• _TASK INPUT_:
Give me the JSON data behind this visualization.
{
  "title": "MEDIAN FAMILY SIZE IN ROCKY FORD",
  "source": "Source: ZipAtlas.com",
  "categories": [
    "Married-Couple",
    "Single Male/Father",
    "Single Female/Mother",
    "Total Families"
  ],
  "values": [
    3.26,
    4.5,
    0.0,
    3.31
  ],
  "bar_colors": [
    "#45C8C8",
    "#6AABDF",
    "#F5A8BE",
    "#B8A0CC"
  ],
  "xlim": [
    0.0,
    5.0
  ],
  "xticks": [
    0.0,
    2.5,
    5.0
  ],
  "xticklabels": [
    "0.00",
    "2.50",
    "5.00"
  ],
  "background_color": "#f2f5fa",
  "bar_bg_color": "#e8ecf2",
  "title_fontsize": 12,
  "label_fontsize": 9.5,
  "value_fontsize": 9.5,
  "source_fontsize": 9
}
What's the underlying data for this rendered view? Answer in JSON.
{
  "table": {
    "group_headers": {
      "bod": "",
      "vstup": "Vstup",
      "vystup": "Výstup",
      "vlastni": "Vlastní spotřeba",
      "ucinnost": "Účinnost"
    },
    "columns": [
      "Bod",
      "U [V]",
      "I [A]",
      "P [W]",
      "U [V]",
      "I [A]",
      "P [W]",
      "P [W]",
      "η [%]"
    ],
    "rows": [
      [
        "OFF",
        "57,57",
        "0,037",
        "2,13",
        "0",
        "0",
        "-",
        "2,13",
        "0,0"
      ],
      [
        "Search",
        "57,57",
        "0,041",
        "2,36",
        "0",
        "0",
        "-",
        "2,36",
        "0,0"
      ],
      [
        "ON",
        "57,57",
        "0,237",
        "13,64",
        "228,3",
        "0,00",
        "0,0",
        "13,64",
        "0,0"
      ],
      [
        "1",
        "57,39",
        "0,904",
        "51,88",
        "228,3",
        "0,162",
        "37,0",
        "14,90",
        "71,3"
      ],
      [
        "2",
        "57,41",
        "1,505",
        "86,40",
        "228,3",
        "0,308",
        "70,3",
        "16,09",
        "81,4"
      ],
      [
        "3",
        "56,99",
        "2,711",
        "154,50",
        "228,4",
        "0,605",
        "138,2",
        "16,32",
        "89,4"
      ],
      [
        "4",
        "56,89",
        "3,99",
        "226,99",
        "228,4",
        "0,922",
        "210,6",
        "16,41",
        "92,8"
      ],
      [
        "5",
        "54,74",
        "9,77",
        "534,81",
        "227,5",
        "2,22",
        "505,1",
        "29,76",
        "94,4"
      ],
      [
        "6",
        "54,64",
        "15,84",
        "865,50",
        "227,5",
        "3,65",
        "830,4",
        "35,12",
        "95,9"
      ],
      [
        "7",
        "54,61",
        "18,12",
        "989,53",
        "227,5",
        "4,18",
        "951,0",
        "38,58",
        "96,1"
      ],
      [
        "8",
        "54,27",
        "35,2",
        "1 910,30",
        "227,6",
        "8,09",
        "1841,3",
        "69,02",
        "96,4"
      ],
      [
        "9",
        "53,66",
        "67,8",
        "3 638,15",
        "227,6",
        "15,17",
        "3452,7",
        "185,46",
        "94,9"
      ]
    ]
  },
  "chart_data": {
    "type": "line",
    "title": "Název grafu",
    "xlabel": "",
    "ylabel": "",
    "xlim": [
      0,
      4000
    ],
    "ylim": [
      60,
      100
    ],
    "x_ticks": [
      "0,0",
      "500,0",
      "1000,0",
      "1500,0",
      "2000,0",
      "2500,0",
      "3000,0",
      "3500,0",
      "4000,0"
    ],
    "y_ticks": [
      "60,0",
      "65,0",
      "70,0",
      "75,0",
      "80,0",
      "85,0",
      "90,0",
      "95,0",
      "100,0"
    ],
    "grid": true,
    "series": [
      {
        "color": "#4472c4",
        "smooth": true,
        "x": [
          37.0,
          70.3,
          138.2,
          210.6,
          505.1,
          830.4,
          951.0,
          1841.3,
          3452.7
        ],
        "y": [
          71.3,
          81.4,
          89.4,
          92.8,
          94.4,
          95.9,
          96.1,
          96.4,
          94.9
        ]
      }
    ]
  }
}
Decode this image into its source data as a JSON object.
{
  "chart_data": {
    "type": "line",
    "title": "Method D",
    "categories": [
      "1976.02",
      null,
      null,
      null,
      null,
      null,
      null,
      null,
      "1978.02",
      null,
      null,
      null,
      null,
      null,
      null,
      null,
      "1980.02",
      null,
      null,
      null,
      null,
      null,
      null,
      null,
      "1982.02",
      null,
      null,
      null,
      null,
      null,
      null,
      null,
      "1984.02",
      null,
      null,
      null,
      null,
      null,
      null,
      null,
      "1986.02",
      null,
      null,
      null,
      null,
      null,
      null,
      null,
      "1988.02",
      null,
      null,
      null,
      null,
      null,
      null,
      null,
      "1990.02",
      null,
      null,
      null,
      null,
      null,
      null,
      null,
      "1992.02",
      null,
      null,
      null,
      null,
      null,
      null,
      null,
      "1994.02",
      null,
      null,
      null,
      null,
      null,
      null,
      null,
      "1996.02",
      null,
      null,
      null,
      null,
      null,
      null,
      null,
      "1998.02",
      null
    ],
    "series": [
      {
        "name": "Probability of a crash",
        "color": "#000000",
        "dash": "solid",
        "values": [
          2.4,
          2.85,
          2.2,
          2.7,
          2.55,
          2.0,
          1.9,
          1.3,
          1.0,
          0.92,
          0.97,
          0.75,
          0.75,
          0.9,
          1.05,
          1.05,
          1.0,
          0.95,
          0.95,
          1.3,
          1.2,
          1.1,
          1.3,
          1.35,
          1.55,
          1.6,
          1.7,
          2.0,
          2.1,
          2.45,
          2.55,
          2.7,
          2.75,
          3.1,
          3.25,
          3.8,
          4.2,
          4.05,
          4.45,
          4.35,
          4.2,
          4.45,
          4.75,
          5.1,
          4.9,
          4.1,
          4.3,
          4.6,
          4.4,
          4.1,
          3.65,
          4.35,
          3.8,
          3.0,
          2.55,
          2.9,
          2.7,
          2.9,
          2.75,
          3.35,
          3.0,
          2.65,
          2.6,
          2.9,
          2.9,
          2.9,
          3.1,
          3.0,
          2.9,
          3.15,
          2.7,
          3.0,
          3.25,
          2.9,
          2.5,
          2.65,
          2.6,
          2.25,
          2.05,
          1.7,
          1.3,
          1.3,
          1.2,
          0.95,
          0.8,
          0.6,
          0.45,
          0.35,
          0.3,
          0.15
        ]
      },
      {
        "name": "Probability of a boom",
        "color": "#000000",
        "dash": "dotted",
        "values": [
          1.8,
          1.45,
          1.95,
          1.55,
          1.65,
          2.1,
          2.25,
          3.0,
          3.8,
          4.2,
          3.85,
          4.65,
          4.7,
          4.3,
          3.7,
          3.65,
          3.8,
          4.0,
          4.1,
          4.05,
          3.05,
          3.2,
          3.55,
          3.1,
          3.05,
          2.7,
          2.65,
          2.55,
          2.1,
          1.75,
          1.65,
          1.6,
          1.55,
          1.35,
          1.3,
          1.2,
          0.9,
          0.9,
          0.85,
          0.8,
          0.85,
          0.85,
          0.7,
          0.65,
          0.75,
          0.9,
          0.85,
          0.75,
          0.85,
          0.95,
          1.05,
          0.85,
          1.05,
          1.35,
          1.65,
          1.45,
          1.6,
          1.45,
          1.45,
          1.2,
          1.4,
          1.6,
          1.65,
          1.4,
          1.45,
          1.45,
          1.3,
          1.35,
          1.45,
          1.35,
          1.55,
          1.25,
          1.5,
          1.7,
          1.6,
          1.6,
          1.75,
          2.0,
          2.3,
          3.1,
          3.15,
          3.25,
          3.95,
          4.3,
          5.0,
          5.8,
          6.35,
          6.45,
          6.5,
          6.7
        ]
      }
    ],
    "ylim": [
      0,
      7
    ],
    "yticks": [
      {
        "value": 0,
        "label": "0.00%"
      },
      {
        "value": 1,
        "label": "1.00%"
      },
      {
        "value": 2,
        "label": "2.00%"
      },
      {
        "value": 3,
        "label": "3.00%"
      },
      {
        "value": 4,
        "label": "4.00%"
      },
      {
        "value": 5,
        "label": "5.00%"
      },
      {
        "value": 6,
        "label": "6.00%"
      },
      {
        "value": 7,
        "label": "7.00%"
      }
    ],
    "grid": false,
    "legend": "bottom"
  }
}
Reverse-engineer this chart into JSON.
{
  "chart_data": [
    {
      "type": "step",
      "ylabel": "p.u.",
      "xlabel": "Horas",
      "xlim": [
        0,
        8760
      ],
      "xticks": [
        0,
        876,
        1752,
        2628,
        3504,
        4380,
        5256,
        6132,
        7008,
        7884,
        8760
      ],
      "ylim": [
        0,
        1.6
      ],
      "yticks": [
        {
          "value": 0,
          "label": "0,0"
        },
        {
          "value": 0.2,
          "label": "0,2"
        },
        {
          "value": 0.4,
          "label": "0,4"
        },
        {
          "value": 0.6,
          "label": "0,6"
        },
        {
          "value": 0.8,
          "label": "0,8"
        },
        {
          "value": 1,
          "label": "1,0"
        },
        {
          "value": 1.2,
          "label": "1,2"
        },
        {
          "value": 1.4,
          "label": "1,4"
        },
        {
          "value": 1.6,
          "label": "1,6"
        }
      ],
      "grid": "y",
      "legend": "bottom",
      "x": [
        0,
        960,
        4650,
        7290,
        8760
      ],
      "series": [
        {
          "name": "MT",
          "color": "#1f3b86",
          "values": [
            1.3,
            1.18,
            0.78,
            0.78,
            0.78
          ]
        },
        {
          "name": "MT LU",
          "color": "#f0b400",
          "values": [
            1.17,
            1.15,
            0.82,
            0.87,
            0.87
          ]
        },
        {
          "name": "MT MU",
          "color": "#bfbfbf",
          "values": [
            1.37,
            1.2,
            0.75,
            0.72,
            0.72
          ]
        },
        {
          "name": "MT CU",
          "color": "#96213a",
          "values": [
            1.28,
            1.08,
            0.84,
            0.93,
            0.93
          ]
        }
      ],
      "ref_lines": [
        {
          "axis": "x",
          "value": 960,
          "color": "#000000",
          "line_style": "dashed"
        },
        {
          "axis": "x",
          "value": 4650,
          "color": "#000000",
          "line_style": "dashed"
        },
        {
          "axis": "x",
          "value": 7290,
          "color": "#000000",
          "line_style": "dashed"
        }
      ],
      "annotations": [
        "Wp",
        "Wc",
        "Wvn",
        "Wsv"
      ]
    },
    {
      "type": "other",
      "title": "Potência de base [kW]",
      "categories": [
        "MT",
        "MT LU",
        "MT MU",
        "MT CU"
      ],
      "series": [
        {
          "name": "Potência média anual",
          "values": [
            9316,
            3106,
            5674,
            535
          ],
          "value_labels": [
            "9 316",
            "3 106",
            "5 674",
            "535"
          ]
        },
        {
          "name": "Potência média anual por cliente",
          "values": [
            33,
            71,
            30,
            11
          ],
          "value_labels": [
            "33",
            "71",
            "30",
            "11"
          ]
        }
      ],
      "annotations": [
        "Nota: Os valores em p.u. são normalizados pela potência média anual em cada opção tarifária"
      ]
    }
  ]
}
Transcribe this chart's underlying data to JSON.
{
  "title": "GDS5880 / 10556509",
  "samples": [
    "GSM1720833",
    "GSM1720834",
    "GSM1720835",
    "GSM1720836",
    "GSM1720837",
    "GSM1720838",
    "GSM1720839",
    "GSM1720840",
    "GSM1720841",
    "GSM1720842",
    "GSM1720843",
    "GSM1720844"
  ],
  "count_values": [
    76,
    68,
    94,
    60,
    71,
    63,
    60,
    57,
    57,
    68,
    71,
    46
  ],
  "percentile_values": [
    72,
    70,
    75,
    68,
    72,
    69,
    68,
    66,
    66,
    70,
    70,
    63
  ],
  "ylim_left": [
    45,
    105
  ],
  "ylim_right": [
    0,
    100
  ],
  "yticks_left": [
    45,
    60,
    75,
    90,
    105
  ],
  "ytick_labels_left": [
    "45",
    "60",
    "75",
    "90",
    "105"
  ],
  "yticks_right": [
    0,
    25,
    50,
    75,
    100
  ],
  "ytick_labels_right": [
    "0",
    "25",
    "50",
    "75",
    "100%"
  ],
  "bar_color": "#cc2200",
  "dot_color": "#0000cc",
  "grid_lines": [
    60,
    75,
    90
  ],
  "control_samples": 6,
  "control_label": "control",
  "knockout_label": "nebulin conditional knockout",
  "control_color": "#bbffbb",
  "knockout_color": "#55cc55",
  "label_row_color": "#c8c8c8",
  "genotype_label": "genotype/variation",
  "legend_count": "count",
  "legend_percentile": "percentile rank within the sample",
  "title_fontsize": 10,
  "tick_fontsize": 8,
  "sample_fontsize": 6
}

• _WORK REQUIRED_: Using the entries above, return each line that includes the word "this".

• _RESPONSE_:
Give me the JSON data behind this visualization.
What's the underlying data for this rendered view? Answer in JSON.
Decode this image into its source data as a JSON object.
Reverse-engineer this chart into JSON.
Transcribe this chart's underlying data to JSON.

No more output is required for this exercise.